=== Material for this task ===
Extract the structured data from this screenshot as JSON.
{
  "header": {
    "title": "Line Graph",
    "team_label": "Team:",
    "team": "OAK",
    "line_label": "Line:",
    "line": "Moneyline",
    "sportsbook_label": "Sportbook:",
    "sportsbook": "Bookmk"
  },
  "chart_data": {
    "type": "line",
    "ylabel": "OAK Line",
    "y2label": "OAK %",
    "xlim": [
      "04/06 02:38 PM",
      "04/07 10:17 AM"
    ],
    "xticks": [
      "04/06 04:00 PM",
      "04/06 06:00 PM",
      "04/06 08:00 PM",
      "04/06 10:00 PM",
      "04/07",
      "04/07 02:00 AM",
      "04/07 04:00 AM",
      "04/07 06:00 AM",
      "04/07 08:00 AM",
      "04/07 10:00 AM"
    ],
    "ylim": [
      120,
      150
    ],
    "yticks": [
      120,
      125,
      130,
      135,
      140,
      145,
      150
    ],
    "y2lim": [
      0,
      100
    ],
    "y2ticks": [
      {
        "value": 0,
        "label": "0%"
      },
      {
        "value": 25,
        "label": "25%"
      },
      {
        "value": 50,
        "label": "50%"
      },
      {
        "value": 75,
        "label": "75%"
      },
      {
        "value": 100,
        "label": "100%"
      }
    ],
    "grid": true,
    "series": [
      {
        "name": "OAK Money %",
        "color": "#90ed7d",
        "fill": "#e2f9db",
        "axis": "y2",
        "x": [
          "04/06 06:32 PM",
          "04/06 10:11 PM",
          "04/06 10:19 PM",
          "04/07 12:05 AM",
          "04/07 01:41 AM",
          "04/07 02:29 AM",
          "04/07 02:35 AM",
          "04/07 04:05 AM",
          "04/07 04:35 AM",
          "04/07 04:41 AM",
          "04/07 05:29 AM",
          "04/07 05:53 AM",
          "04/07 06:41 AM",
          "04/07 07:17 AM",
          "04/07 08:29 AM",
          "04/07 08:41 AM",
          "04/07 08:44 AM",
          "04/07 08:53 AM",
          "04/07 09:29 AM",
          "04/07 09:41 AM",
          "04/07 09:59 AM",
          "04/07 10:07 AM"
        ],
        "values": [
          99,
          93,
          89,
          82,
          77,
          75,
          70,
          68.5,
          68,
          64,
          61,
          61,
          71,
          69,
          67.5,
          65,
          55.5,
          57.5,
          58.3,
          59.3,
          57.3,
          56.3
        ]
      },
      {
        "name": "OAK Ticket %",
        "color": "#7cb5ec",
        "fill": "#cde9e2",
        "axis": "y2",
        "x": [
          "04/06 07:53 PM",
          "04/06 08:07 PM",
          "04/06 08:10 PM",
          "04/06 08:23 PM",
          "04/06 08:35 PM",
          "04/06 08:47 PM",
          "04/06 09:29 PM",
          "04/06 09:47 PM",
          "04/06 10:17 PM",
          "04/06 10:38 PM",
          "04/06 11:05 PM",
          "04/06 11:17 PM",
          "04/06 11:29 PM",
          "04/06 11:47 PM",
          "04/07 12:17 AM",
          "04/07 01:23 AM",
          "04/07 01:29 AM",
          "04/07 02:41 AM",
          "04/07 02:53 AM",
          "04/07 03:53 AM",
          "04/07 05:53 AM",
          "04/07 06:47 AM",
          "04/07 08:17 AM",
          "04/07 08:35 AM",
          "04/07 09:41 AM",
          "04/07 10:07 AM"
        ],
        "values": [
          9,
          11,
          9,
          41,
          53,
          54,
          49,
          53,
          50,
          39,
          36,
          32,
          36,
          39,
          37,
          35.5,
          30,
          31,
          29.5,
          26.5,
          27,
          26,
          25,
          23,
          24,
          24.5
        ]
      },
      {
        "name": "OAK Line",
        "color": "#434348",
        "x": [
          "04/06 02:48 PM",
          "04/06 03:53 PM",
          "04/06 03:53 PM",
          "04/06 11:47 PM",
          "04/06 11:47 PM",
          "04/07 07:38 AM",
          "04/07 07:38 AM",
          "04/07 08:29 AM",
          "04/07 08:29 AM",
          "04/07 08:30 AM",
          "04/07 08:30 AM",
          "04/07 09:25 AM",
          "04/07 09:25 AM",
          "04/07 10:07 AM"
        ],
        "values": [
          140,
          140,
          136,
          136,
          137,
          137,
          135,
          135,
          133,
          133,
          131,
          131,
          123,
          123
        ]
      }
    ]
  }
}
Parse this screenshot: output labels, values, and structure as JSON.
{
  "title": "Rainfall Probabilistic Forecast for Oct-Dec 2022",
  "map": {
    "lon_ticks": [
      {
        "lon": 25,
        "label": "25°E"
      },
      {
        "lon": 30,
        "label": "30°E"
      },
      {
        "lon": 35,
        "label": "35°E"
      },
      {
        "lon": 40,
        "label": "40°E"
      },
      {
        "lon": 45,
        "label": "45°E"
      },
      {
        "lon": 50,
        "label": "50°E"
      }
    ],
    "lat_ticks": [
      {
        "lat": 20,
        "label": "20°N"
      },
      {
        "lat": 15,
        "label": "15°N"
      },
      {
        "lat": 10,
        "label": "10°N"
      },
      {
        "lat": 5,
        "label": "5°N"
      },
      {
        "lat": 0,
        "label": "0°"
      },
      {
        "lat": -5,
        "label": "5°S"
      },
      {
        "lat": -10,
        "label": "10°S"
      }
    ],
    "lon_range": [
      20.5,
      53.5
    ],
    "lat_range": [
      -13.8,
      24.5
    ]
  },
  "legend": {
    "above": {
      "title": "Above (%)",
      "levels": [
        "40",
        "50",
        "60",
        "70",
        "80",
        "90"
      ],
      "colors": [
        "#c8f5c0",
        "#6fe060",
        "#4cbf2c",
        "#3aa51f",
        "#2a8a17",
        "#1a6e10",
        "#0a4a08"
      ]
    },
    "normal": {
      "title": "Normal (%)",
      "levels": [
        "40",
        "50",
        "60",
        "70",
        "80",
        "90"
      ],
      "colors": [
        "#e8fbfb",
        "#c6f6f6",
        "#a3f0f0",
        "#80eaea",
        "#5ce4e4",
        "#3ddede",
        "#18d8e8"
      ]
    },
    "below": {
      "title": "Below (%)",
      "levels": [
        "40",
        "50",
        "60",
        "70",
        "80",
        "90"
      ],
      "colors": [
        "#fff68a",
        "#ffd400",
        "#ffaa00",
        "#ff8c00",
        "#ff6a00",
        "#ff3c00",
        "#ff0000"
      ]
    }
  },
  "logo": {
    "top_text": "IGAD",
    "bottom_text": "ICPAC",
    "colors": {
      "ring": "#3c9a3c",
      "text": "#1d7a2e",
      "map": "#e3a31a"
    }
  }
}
===
■ **Exercise instructions**
Retype every record above exactly as written.

■ **Solution to this task**
Extract the structured data from this screenshot as JSON.
{
  "header": {
    "title": "Line Graph",
    "team_label": "Team:",
    "team": "OAK",
    "line_label": "Line:",
    "line": "Moneyline",
    "sportsbook_label": "Sportbook:",
    "sportsbook": "Bookmk"
  },
  "chart_data": {
    "type": "line",
    "ylabel": "OAK Line",
    "y2label": "OAK %",
    "xlim": [
      "04/06 02:38 PM",
      "04/07 10:17 AM"
    ],
    "xticks": [
      "04/06 04:00 PM",
      "04/06 06:00 PM",
      "04/06 08:00 PM",
      "04/06 10:00 PM",
      "04/07",
      "04/07 02:00 AM",
      "04/07 04:00 AM",
      "04/07 06:00 AM",
      "04/07 08:00 AM",
      "04/07 10:00 AM"
    ],
    "ylim": [
      120,
      150
    ],
    "yticks": [
      120,
      125,
      130,
      135,
      140,
      145,
      150
    ],
    "y2lim": [
      0,
      100
    ],
    "y2ticks": [
      {
        "value": 0,
        "label": "0%"
      },
      {
        "value": 25,
        "label": "25%"
      },
      {
        "value": 50,
        "label": "50%"
      },
      {
        "value": 75,
        "label": "75%"
      },
      {
        "value": 100,
        "label": "100%"
      }
    ],
    "grid": true,
    "series": [
      {
        "name": "OAK Money %",
        "color": "#90ed7d",
        "fill": "#e2f9db",
        "axis": "y2",
        "x": [
          "04/06 06:32 PM",
          "04/06 10:11 PM",
          "04/06 10:19 PM",
          "04/07 12:05 AM",
          "04/07 01:41 AM",
          "04/07 02:29 AM",
          "04/07 02:35 AM",
          "04/07 04:05 AM",
          "04/07 04:35 AM",
          "04/07 04:41 AM",
          "04/07 05:29 AM",
          "04/07 05:53 AM",
          "04/07 06:41 AM",
          "04/07 07:17 AM",
          "04/07 08:29 AM",
          "04/07 08:41 AM",
          "04/07 08:44 AM",
          "04/07 08:53 AM",
          "04/07 09:29 AM",
          "04/07 09:41 AM",
          "04/07 09:59 AM",
          "04/07 10:07 AM"
        ],
        "values": [
          99,
          93,
          89,
          82,
          77,
          75,
          70,
          68.5,
          68,
          64,
          61,
          61,
          71,
          69,
          67.5,
          65,
          55.5,
          57.5,
          58.3,
          59.3,
          57.3,
          56.3
        ]
      },
      {
        "name": "OAK Ticket %",
        "color": "#7cb5ec",
        "fill": "#cde9e2",
        "axis": "y2",
        "x": [
          "04/06 07:53 PM",
          "04/06 08:07 PM",
          "04/06 08:10 PM",
          "04/06 08:23 PM",
          "04/06 08:35 PM",
          "04/06 08:47 PM",
          "04/06 09:29 PM",
          "04/06 09:47 PM",
          "04/06 10:17 PM",
          "04/06 10:38 PM",
          "04/06 11:05 PM",
          "04/06 11:17 PM",
          "04/06 11:29 PM",
          "04/06 11:47 PM",
          "04/07 12:17 AM",
          "04/07 01:23 AM",
          "04/07 01:29 AM",
          "04/07 02:41 AM",
          "04/07 02:53 AM",
          "04/07 03:53 AM",
          "04/07 05:53 AM",
          "04/07 06:47 AM",
          "04/07 08:17 AM",
          "04/07 08:35 AM",
          "04/07 09:41 AM",
          "04/07 10:07 AM"
        ],
        "values": [
          9,
          11,
          9,
          41,
          53,
          54,
          49,
          53,
          50,
          39,
          36,
          32,
          36,
          39,
          37,
          35.5,
          30,
          31,
          29.5,
          26.5,
          27,
          26,
          25,
          23,
          24,
          24.5
        ]
      },
      {
        "name": "OAK Line",
        "color": "#434348",
        "x": [
          "04/06 02:48 PM",
          "04/06 03:53 PM",
          "04/06 03:53 PM",
          "04/06 11:47 PM",
          "04/06 11:47 PM",
          "04/07 07:38 AM",
          "04/07 07:38 AM",
          "04/07 08:29 AM",
          "04/07 08:29 AM",
          "04/07 08:30 AM",
          "04/07 08:30 AM",
          "04/07 09:25 AM",
          "04/07 09:25 AM",
          "04/07 10:07 AM"
        ],
        "values": [
          140,
          140,
          136,
          136,
          137,
          137,
          135,
          135,
          133,
          133,
          131,
          131,
          123,
          123
        ]
      }
    ]
  }
}
Parse this screenshot: output labels, values, and structure as JSON.
{
  "title": "Rainfall Probabilistic Forecast for Oct-Dec 2022",
  "map": {
    "lon_ticks": [
      {
        "lon": 25,
        "label": "25°E"
      },
      {
        "lon": 30,
        "label": "30°E"
      },
      {
        "lon": 35,
        "label": "35°E"
      },
      {
        "lon": 40,
        "label": "40°E"
      },
      {
        "lon": 45,
        "label": "45°E"
      },
      {
        "lon": 50,
        "label": "50°E"
      }
    ],
    "lat_ticks": [
      {
        "lat": 20,
        "label": "20°N"
      },
      {
        "lat": 15,
        "label": "15°N"
      },
      {
        "lat": 10,
        "label": "10°N"
      },
      {
        "lat": 5,
        "label": "5°N"
      },
      {
        "lat": 0,
        "label": "0°"
      },
      {
        "lat": -5,
        "label": "5°S"
      },
      {
        "lat": -10,
        "label": "10°S"
      }
    ],
    "lon_range": [
      20.5,
      53.5
    ],
    "lat_range": [
      -13.8,
      24.5
    ]
  },
  "legend": {
    "above": {
      "title": "Above (%)",
      "levels": [
        "40",
        "50",
        "60",
        "70",
        "80",
        "90"
      ],
      "colors": [
        "#c8f5c0",
        "#6fe060",
        "#4cbf2c",
        "#3aa51f",
        "#2a8a17",
        "#1a6e10",
        "#0a4a08"
      ]
    },
    "normal": {
      "title": "Normal (%)",
      "levels": [
        "40",
        "50",
        "60",
        "70",
        "80",
        "90"
      ],
      "colors": [
        "#e8fbfb",
        "#c6f6f6",
        "#a3f0f0",
        "#80eaea",
        "#5ce4e4",
        "#3ddede",
        "#18d8e8"
      ]
    },
    "below": {
      "title": "Below (%)",
      "levels": [
        "40",
        "50",
        "60",
        "70",
        "80",
        "90"
      ],
      "colors": [
        "#fff68a",
        "#ffd400",
        "#ffaa00",
        "#ff8c00",
        "#ff6a00",
        "#ff3c00",
        "#ff0000"
      ]
    }
  },
  "logo": {
    "top_text": "IGAD",
    "bottom_text": "ICPAC",
    "colors": {
      "ring": "#3c9a3c",
      "text": "#1d7a2e",
      "map": "#e3a31a"
    }
  }
}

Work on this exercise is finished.